- WHAT YOU WILL DO
Filter the entries and keep only the lines where the string "Annual" appears.

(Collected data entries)
start

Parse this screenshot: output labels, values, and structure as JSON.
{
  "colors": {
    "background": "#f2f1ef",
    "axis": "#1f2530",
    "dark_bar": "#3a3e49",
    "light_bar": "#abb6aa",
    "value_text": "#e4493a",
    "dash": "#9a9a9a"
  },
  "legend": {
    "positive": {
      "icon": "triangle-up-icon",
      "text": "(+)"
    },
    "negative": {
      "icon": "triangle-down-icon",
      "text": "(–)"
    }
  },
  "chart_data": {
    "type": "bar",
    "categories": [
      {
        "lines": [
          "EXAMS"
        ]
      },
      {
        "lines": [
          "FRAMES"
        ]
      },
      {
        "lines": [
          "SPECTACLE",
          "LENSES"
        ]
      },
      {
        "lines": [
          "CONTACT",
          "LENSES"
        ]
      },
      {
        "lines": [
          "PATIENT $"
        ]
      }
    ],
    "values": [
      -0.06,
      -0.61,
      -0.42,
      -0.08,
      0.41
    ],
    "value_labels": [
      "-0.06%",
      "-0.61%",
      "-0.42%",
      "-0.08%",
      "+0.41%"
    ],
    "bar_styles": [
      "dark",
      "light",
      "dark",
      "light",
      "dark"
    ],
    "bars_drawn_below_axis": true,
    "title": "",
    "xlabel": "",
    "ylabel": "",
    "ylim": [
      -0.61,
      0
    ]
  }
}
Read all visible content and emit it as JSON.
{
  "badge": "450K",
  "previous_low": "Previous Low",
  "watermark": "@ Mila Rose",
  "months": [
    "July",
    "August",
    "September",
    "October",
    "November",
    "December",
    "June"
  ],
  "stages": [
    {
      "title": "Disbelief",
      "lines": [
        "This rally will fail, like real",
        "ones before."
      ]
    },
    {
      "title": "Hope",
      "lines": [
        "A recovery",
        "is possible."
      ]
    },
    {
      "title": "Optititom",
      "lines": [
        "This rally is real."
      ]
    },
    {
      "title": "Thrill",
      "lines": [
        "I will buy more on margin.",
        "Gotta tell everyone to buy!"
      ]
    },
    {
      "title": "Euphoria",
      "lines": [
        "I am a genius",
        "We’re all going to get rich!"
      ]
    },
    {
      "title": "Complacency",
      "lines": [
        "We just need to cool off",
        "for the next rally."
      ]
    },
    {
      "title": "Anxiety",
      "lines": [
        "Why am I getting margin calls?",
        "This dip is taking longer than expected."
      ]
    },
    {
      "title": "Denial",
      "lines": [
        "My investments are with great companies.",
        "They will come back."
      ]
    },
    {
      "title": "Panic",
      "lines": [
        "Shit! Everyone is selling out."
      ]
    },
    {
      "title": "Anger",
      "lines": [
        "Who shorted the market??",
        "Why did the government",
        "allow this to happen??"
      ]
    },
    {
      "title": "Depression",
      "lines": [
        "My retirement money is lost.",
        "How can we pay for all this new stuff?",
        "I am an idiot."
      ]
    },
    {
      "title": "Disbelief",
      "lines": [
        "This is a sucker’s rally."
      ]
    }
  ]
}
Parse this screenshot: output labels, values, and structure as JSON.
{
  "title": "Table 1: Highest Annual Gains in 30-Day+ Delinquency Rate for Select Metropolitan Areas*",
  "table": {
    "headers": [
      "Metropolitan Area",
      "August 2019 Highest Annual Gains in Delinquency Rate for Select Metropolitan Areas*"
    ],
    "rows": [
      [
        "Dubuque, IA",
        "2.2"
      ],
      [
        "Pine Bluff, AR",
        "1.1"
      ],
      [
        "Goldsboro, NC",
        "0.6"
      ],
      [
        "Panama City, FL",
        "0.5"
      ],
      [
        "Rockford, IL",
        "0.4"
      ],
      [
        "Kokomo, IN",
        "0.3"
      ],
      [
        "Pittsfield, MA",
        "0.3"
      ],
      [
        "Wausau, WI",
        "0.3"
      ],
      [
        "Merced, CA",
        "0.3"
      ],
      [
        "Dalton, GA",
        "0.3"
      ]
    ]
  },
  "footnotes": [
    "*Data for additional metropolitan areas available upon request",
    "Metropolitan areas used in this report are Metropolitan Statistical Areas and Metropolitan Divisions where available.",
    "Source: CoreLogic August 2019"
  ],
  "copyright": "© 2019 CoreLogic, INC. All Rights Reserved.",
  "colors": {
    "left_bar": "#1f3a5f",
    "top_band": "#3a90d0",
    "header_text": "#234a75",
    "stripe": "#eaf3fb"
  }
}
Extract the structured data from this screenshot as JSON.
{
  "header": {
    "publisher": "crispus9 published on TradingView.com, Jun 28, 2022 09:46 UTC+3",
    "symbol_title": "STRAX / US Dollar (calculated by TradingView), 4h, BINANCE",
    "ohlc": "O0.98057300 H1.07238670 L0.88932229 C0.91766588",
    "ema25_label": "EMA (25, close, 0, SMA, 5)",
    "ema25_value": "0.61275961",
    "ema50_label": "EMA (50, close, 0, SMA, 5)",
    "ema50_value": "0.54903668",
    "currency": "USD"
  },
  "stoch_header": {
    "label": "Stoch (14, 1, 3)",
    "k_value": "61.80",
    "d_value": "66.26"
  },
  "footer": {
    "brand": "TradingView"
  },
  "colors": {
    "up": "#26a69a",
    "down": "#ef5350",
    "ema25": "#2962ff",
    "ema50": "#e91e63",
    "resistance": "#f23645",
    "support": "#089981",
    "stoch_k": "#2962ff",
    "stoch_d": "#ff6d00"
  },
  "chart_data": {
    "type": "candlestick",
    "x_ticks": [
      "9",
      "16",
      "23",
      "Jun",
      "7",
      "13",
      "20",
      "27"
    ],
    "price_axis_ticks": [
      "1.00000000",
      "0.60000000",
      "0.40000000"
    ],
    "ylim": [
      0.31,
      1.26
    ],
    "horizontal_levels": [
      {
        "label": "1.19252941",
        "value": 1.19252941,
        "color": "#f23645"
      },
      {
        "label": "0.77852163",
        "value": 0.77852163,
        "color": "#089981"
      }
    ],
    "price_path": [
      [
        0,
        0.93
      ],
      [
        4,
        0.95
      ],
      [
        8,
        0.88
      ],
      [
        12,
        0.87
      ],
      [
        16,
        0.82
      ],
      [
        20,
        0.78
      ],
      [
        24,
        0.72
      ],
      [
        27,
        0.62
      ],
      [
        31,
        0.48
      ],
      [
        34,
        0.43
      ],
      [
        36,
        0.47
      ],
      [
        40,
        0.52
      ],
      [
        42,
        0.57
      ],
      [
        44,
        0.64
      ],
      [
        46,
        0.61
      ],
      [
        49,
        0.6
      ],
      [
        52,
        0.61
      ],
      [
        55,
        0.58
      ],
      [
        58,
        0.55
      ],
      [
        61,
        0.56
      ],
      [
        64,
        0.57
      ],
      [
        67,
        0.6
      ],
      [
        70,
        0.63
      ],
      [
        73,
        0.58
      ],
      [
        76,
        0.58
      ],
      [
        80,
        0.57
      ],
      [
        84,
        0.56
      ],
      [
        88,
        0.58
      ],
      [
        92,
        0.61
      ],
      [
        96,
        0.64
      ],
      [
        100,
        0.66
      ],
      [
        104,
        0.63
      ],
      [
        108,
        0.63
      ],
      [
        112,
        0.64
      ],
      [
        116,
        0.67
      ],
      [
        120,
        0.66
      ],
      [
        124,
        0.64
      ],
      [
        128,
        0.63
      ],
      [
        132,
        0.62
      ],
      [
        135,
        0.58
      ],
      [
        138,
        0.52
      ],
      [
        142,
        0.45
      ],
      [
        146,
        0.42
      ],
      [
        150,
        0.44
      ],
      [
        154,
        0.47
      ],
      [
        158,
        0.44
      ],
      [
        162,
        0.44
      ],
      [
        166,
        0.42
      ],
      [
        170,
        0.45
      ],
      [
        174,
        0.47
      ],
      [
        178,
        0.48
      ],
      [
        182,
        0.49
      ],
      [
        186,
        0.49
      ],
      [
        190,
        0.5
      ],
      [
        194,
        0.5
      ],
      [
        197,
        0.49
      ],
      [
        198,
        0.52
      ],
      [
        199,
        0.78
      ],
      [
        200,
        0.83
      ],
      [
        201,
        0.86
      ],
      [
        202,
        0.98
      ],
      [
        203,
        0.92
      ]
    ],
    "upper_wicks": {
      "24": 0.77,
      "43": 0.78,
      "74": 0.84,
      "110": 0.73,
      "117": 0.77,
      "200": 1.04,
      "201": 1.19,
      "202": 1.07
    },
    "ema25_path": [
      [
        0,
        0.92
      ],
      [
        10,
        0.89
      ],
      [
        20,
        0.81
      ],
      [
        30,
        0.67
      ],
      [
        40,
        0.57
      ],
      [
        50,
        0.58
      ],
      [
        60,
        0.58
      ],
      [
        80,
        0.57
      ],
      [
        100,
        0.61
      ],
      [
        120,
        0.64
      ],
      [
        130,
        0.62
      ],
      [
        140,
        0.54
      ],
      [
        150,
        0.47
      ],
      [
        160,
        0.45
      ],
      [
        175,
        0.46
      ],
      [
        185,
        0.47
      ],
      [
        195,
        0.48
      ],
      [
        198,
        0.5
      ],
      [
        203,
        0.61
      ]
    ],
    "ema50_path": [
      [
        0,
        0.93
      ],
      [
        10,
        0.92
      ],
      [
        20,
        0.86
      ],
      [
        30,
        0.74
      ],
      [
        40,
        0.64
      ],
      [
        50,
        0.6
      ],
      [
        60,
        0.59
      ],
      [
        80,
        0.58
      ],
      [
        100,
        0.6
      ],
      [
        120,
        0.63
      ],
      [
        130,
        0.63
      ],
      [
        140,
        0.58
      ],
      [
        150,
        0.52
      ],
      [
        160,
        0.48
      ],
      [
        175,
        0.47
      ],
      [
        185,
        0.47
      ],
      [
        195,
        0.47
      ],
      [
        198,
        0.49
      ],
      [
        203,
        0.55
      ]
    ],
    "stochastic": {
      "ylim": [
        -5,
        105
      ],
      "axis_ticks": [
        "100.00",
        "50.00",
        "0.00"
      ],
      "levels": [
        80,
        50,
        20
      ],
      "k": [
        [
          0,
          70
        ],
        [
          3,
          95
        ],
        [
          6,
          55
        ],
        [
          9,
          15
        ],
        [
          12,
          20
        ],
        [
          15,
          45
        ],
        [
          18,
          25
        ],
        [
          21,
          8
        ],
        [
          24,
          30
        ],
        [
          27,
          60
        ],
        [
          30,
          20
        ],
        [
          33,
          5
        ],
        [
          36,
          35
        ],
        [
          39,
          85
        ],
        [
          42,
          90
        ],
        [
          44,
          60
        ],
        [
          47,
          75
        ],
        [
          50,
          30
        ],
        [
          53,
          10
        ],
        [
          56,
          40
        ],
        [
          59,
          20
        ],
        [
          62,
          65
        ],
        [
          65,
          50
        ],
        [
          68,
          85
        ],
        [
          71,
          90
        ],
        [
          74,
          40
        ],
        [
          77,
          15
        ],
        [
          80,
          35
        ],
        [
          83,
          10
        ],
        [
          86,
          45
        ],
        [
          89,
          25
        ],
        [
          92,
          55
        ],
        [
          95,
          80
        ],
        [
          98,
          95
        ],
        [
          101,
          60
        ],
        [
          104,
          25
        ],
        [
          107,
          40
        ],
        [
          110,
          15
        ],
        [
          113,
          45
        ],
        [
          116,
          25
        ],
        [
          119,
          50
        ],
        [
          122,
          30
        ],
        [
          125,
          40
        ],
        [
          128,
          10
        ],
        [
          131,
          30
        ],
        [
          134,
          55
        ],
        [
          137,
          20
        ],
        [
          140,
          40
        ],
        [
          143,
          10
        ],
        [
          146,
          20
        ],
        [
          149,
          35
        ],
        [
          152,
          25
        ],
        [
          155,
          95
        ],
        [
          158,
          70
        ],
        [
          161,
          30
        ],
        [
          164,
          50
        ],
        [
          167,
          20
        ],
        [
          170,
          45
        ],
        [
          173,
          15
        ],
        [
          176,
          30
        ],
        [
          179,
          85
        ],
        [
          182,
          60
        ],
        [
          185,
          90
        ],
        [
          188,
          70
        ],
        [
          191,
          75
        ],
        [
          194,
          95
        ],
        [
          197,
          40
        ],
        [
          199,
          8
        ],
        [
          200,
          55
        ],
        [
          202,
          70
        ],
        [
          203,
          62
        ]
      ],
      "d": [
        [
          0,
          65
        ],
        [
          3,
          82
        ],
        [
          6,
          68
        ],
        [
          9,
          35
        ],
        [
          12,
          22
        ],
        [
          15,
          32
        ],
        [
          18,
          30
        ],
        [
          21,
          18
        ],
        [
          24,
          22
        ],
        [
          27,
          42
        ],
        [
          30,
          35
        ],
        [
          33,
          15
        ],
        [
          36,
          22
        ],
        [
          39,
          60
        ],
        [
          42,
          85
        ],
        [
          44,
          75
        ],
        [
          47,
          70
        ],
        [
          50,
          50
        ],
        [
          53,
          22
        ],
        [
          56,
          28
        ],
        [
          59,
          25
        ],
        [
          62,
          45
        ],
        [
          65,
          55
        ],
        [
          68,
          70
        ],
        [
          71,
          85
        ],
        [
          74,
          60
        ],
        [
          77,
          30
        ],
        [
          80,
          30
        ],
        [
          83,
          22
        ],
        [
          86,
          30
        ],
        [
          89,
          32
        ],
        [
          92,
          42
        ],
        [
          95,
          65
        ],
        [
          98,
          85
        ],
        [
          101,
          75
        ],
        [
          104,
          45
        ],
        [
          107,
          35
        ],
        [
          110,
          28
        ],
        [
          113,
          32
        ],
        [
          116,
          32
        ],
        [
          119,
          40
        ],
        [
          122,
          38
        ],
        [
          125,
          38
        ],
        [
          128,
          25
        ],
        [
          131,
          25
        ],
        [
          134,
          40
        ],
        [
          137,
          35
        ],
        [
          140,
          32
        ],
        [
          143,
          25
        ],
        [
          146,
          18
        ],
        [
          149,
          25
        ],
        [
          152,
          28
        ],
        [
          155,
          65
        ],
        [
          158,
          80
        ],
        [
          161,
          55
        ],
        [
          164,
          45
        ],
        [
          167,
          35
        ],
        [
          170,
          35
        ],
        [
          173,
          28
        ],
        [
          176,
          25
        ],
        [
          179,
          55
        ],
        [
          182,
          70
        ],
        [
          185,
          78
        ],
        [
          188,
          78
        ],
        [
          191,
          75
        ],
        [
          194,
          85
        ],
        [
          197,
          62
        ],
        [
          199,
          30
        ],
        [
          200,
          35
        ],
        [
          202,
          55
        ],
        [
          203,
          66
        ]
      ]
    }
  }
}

end

- SOLUTION FOR THIS EXERCISE
  "title": "Table 1: Highest Annual Gains in 30-Day+ Delinquency Rate for Select Metropolitan Areas*",
      "August 2019 Highest Annual Gains in Delinquency Rate for Select Metropolitan Areas*"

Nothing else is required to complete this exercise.